§ Objective 1: In the rows, swap "outdoor kitchen" for "backyard kitchen" and write out only the lines from the one containing "Patent image size: (1328, 880)." down to the one containing "In FIG. 6, the front", with everything else unchanged.

However, some further limitations of the volume do warrant comment. First, the nation state emphasis at points becomes awkward insofar as relevant geographic units for coverage do not fall into current nation state categories and this may explain some of the exceptions to it. Thus, it seems odd that the chapters on the Czech Republic by Antonie Dolezalova, Slovakia by Roman Holec, and Hungary by Gyorgy Kover make only minimal reference to the extensive literature on the economic history of the Austro-Hungarian Empire and indeed no chapter is included on Austria. The compelling chapter on Middle Eurasia by Huri Islamoglu seems to acknowledge that much is lost by an exclusive focus either on nation states such as Turkey or Iran or empires such as the Ottoman. She alludes to the value of a civilizational perspective in doing economic history in mentioning the neglect of the work of Marshall Hodgson as a scholar of Islamicate civilization as a whole. And the Latin American and African chapters alternate between country foci and continent wide or regional foci presumably reflecting the larger vistas one can obtain from a more regional or continental perspective than just considering an individual nation state.
Second, an apparent follow-on consequence of the nation state focus is a focus on the modern period since roughly the onset of the British industrial revolution from the mid-eighteenth century. So no coverage is given the literature on pre-eighteenth century economic history. This makes sense if the emphasis is on indigenous present-centered issues. But one misses the issue of how awareness of ancient, medieval and early modern roots can inform more contemporary historical analysis.

§ Supplied records:
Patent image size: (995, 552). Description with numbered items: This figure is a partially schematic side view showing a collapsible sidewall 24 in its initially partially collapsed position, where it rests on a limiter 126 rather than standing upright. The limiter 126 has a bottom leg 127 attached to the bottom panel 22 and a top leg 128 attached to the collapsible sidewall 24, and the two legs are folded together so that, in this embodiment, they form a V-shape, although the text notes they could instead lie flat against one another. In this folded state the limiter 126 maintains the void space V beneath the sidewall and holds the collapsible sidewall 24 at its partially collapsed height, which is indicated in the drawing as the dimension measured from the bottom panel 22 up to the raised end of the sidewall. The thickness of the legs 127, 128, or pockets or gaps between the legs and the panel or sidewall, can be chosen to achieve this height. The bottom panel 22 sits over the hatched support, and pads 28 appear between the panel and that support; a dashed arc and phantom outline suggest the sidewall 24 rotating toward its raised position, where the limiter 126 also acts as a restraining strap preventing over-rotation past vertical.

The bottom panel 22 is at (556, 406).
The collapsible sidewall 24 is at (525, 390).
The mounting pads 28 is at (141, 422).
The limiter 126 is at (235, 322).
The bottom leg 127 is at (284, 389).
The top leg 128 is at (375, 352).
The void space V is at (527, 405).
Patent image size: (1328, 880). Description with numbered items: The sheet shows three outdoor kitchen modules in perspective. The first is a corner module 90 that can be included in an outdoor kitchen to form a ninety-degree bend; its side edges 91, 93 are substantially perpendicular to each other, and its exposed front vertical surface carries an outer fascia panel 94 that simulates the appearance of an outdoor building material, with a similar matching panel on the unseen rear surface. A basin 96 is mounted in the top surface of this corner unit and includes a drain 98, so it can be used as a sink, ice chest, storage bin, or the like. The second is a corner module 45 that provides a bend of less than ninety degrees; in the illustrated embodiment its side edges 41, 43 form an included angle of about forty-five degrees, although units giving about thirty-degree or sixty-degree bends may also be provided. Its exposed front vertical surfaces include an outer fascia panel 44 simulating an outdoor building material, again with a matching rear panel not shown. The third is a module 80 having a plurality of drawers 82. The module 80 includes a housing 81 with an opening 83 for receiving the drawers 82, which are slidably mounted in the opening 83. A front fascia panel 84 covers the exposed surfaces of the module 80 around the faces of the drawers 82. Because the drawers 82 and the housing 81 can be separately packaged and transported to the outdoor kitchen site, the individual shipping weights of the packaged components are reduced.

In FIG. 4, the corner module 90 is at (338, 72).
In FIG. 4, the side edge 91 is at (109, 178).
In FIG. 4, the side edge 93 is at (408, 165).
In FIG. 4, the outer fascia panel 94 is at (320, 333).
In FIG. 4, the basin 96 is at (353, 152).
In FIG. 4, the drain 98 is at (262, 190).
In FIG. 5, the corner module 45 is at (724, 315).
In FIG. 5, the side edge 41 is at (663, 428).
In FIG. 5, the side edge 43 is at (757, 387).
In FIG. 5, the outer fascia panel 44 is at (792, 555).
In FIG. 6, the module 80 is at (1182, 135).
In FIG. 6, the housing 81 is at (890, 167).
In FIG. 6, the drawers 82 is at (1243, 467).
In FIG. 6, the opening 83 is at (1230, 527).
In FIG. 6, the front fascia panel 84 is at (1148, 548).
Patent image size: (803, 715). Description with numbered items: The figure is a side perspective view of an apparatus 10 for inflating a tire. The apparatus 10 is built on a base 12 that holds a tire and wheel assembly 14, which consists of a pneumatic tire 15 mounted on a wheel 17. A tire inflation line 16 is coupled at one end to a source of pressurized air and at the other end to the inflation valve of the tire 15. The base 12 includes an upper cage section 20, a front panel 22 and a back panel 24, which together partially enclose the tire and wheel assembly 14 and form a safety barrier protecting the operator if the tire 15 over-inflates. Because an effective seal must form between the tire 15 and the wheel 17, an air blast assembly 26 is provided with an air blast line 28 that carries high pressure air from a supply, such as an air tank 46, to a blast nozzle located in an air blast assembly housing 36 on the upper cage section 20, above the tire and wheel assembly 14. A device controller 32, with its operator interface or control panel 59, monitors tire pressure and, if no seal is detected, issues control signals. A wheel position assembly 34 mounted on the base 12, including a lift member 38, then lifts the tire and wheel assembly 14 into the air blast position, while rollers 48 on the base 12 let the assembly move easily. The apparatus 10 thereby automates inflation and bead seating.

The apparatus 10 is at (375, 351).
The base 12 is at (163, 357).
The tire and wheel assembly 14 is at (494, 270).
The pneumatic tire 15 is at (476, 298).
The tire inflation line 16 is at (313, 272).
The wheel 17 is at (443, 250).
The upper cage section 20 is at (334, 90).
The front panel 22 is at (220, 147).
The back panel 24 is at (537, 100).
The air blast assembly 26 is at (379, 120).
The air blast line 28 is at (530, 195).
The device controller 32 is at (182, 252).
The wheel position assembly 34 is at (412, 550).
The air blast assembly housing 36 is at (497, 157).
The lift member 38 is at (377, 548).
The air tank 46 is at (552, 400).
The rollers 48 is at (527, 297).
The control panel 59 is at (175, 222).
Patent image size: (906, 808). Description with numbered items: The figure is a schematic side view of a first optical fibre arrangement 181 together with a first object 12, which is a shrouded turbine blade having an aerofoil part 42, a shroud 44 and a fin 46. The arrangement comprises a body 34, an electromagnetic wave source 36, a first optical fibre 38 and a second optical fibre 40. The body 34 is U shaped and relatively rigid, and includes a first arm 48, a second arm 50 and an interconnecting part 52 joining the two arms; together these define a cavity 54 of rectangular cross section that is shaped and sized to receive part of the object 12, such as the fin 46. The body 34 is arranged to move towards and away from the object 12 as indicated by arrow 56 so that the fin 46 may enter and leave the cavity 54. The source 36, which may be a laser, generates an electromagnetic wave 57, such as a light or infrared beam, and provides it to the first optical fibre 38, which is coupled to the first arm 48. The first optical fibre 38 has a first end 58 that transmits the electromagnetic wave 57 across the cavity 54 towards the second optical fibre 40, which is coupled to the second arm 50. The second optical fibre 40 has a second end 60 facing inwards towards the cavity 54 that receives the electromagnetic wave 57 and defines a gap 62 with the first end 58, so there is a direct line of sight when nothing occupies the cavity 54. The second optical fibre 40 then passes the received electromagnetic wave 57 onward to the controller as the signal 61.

§ Objective 2: From the passage on economic history, pull out everything from "Second, an apparent" down to "contemporary historical analysis." word for word.

§ Written answer 1:
Patent image size: (1328, 880). Description with numbered items: The sheet shows three backyard kitchen modules in perspective. The first is a corner module 90 that can be included in an backyard kitchen to form a ninety-degree bend; its side edges 91, 93 are substantially perpendicular to each other, and its exposed front vertical surface carries an outer fascia panel 94 that simulates the appearance of an outdoor building material, with a similar matching panel on the unseen rear surface. A basin 96 is mounted in the top surface of this corner unit and includes a drain 98, so it can be used as a sink, ice chest, storage bin, or the like. The second is a corner module 45 that provides a bend of less than ninety degrees; in the illustrated embodiment its side edges 41, 43 form an included angle of about forty-five degrees, although units giving about thirty-degree or sixty-degree bends may also be provided. Its exposed front vertical surfaces include an outer fascia panel 44 simulating an outdoor building material, again with a matching rear panel not shown. The third is a module 80 having a plurality of drawers 82. The module 80 includes a housing 81 with an opening 83 for receiving the drawers 82, which are slidably mounted in the opening 83. A front fascia panel 84 covers the exposed surfaces of the module 80 around the faces of the drawers 82. Because the drawers 82 and the housing 81 can be separately packaged and transported to the backyard kitchen site, the individual shipping weights of the packaged components are reduced.

In FIG. 4, the corner module 90 is at (338, 72).
In FIG. 4, the side edge 91 is at (109, 178).
In FIG. 4, the side edge 93 is at (408, 165).
In FIG. 4, the outer fascia panel 94 is at (320, 333).
In FIG. 4, the basin 96 is at (353, 152).
In FIG. 4, the drain 98 is at (262, 190).
In FIG. 5, the corner module 45 is at (724, 315).
In FIG. 5, the side edge 41 is at (663, 428).
In FIG. 5, the side edge 43 is at (757, 387).
In FIG. 5, the outer fascia panel 44 is at (792, 555).
In FIG. 6, the module 80 is at (1182, 135).
In FIG. 6, the housing 81 is at (890, 167).
In FIG. 6, the drawers 82 is at (1243, 467).
In FIG. 6, the opening 83 is at (1230, 527).
In FIG. 6, the front fascia panel 84 is at (1148, 548).

§ Written answer 2:
Second, an apparent follow-on consequence of the nation state focus is a focus on the modern period since roughly the onset of the British industrial revolution from the mid-eighteenth century. So no coverage is given the literature on pre-eighteenth century economic history. This makes sense if the emphasis is on indigenous present-centered issues. But one misses the issue of how awareness of ancient, medieval and early modern roots can inform more contemporary historical analysis.